• [DATA EXTRACT]
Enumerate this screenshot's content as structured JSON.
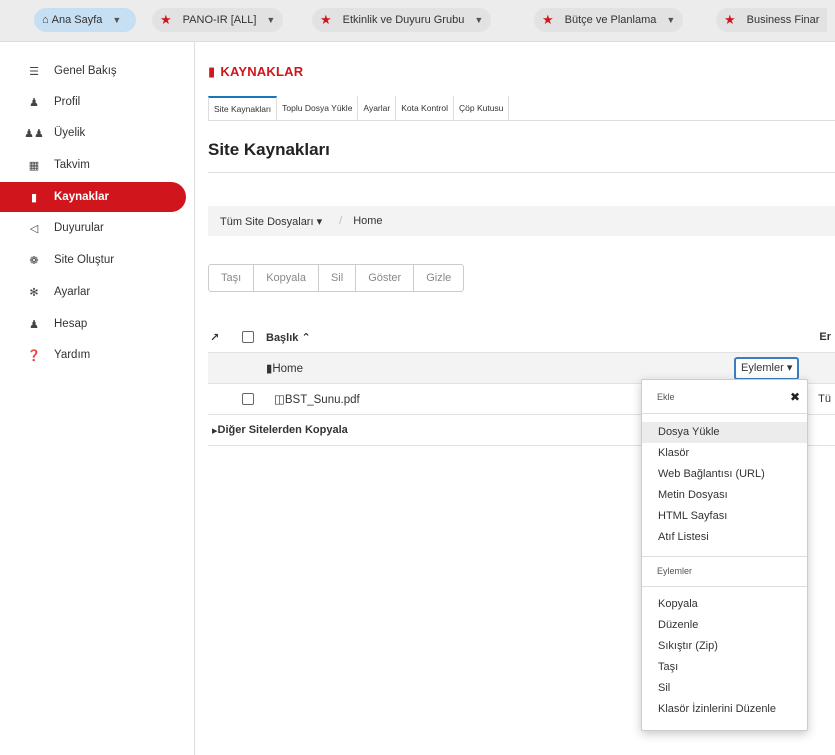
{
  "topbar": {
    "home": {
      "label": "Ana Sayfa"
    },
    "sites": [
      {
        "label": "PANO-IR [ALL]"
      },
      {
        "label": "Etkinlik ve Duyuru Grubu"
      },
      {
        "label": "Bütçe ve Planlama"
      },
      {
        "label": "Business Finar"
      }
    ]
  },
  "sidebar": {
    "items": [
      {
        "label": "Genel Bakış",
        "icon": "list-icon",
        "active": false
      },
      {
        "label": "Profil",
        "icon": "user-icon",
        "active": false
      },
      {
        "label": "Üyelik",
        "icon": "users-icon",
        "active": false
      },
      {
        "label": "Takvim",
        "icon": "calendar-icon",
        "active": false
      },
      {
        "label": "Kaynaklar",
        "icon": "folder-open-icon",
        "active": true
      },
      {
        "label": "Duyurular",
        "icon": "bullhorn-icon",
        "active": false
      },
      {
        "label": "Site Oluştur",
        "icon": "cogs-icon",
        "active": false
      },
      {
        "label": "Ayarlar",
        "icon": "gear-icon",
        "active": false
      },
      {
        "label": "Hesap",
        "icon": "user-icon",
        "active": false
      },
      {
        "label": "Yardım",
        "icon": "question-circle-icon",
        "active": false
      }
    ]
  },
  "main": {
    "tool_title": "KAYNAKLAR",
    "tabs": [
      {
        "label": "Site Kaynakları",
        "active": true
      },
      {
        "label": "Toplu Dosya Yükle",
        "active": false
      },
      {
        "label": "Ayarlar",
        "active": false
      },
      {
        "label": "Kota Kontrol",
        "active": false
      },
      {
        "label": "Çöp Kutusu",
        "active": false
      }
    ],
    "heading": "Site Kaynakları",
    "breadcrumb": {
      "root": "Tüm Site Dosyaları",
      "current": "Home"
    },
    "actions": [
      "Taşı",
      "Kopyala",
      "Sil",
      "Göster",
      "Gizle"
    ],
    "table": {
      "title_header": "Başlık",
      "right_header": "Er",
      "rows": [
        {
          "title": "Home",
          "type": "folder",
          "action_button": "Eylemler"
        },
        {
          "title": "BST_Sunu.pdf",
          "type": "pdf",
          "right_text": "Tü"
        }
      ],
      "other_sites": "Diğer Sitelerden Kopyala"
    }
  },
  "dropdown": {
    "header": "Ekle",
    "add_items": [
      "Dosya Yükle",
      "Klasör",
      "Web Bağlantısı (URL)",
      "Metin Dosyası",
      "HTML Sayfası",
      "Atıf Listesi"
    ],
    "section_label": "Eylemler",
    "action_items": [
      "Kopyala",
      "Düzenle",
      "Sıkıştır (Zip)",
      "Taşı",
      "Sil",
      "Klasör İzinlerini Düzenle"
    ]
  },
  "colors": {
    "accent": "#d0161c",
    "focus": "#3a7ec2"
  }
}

• [AIM OF THE TASK] Except for the pictures, copy the material above exactly.

• [WRITTEN SOLUTION]
Enumerate this screenshot's content as structured JSON.
{
  "topbar": {
    "home": {
      "label": "Ana Sayfa"
    },
    "sites": [
      {
        "label": "PANO-IR [ALL]"
      },
      {
        "label": "Etkinlik ve Duyuru Grubu"
      },
      {
        "label": "Bütçe ve Planlama"
      },
      {
        "label": "Business Finar"
      }
    ]
  },
  "sidebar": {
    "items": [
      {
        "label": "Genel Bakış",
        "icon": "list-icon",
        "active": false
      },
      {
        "label": "Profil",
        "icon": "user-icon",
        "active": false
      },
      {
        "label": "Üyelik",
        "icon": "users-icon",
        "active": false
      },
      {
        "label": "Takvim",
        "icon": "calendar-icon",
        "active": false
      },
      {
        "label": "Kaynaklar",
        "icon": "folder-open-icon",
        "active": true
      },
      {
        "label": "Duyurular",
        "icon": "bullhorn-icon",
        "active": false
      },
      {
        "label": "Site Oluştur",
        "icon": "cogs-icon",
        "active": false
      },
      {
        "label": "Ayarlar",
        "icon": "gear-icon",
        "active": false
      },
      {
        "label": "Hesap",
        "icon": "user-icon",
        "active": false
      },
      {
        "label": "Yardım",
        "icon": "question-circle-icon",
        "active": false
      }
    ]
  },
  "main": {
    "tool_title": "KAYNAKLAR",
    "tabs": [
      {
        "label": "Site Kaynakları",
        "active": true
      },
      {
        "label": "Toplu Dosya Yükle",
        "active": false
      },
      {
        "label": "Ayarlar",
        "active": false
      },
      {
        "label": "Kota Kontrol",
        "active": false
      },
      {
        "label": "Çöp Kutusu",
        "active": false
      }
    ],
    "heading": "Site Kaynakları",
    "breadcrumb": {
      "root": "Tüm Site Dosyaları",
      "current": "Home"
    },
    "actions": [
      "Taşı",
      "Kopyala",
      "Sil",
      "Göster",
      "Gizle"
    ],
    "table": {
      "title_header": "Başlık",
      "right_header": "Er",
      "rows": [
        {
          "title": "Home",
          "type": "folder",
          "action_button": "Eylemler"
        },
        {
          "title": "BST_Sunu.pdf",
          "type": "pdf",
          "right_text": "Tü"
        }
      ],
      "other_sites": "Diğer Sitelerden Kopyala"
    }
  },
  "dropdown": {
    "header": "Ekle",
    "add_items": [
      "Dosya Yükle",
      "Klasör",
      "Web Bağlantısı (URL)",
      "Metin Dosyası",
      "HTML Sayfası",
      "Atıf Listesi"
    ],
    "section_label": "Eylemler",
    "action_items": [
      "Kopyala",
      "Düzenle",
      "Sıkıştır (Zip)",
      "Taşı",
      "Sil",
      "Klasör İzinlerini Düzenle"
    ]
  },
  "colors": {
    "accent": "#d0161c",
    "focus": "#3a7ec2"
  }
}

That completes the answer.